*** Data to process

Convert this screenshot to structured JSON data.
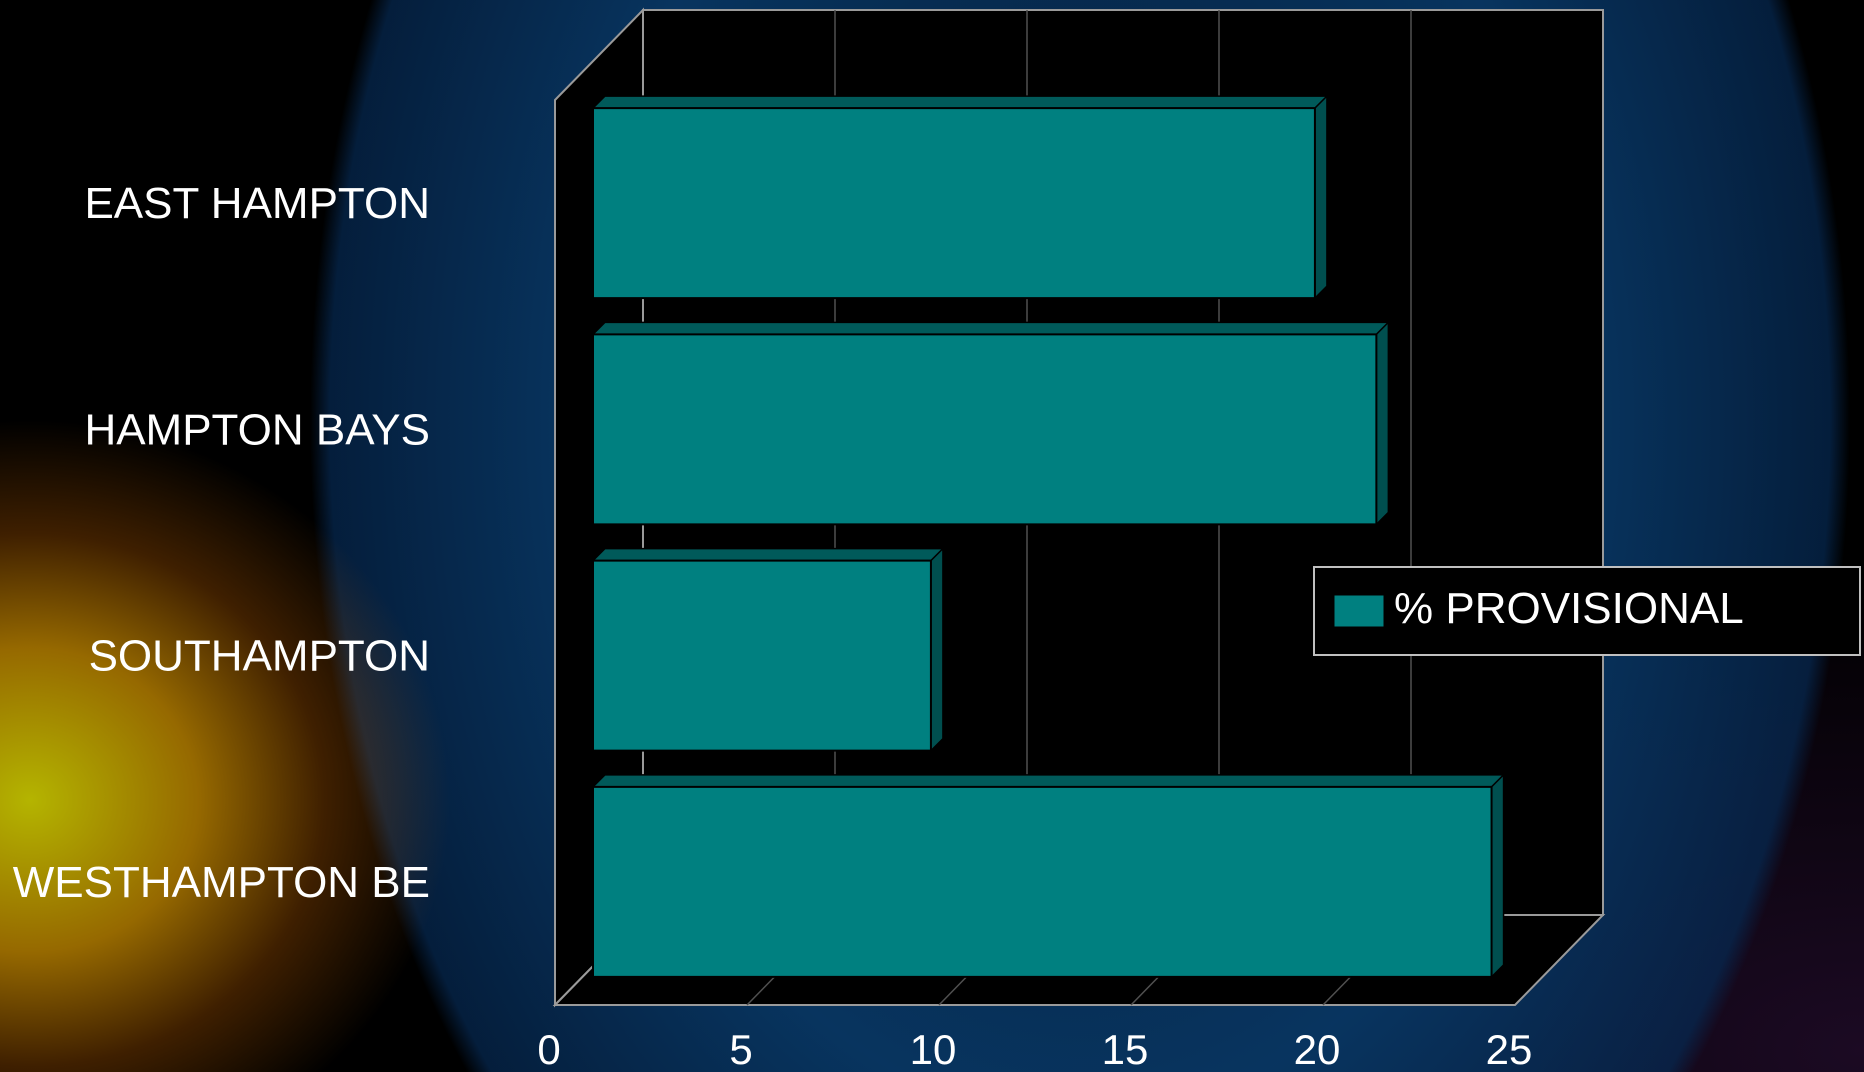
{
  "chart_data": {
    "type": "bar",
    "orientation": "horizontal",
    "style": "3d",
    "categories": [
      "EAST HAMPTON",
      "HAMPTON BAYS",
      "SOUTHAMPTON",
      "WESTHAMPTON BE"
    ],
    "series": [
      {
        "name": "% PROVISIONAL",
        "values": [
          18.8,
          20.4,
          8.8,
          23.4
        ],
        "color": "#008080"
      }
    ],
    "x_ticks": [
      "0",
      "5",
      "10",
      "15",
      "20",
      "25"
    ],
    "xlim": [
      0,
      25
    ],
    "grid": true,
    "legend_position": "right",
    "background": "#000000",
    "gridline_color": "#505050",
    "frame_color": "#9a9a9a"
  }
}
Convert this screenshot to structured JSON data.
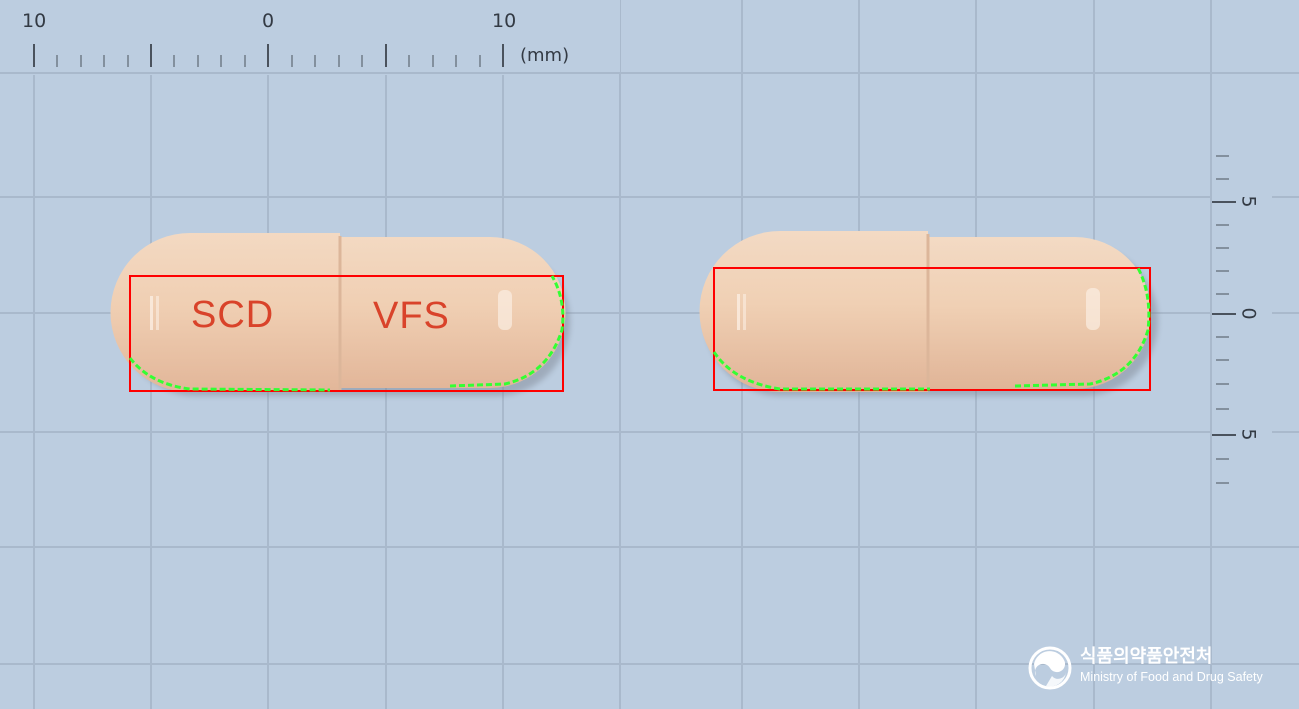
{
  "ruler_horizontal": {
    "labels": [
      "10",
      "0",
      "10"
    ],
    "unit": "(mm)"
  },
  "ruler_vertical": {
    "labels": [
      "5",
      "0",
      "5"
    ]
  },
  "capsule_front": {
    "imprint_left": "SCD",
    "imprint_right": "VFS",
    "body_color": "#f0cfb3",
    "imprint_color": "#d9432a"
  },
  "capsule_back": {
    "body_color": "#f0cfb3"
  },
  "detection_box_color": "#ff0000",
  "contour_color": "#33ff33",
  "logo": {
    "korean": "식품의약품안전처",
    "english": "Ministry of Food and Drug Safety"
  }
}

******

Given problem >> Print all entries exactly. The images do not belong in the copy.

Task response >>
Convert this screenshot to structured JSON data.
{
  "chart_data": {
    "type": "bar",
    "orientation": "horizontal",
    "style": "3d",
    "categories": [
      "EAST HAMPTON",
      "HAMPTON BAYS",
      "SOUTHAMPTON",
      "WESTHAMPTON BE"
    ],
    "series": [
      {
        "name": "% PROVISIONAL",
        "values": [
          18.8,
          20.4,
          8.8,
          23.4
        ],
        "color": "#008080"
      }
    ],
    "x_ticks": [
      "0",
      "5",
      "10",
      "15",
      "20",
      "25"
    ],
    "xlim": [
      0,
      25
    ],
    "grid": true,
    "legend_position": "right",
    "background": "#000000",
    "gridline_color": "#505050",
    "frame_color": "#9a9a9a"
  }
}
Convert this screenshot to structured JSON data.
{
  "ruler_horizontal": {
    "labels": [
      "10",
      "0",
      "10"
    ],
    "unit": "(mm)"
  },
  "ruler_vertical": {
    "labels": [
      "5",
      "0",
      "5"
    ]
  },
  "capsule_front": {
    "imprint_left": "SCD",
    "imprint_right": "VFS",
    "body_color": "#f0cfb3",
    "imprint_color": "#d9432a"
  },
  "capsule_back": {
    "body_color": "#f0cfb3"
  },
  "detection_box_color": "#ff0000",
  "contour_color": "#33ff33",
  "logo": {
    "korean": "식품의약품안전처",
    "english": "Ministry of Food and Drug Safety"
  }
}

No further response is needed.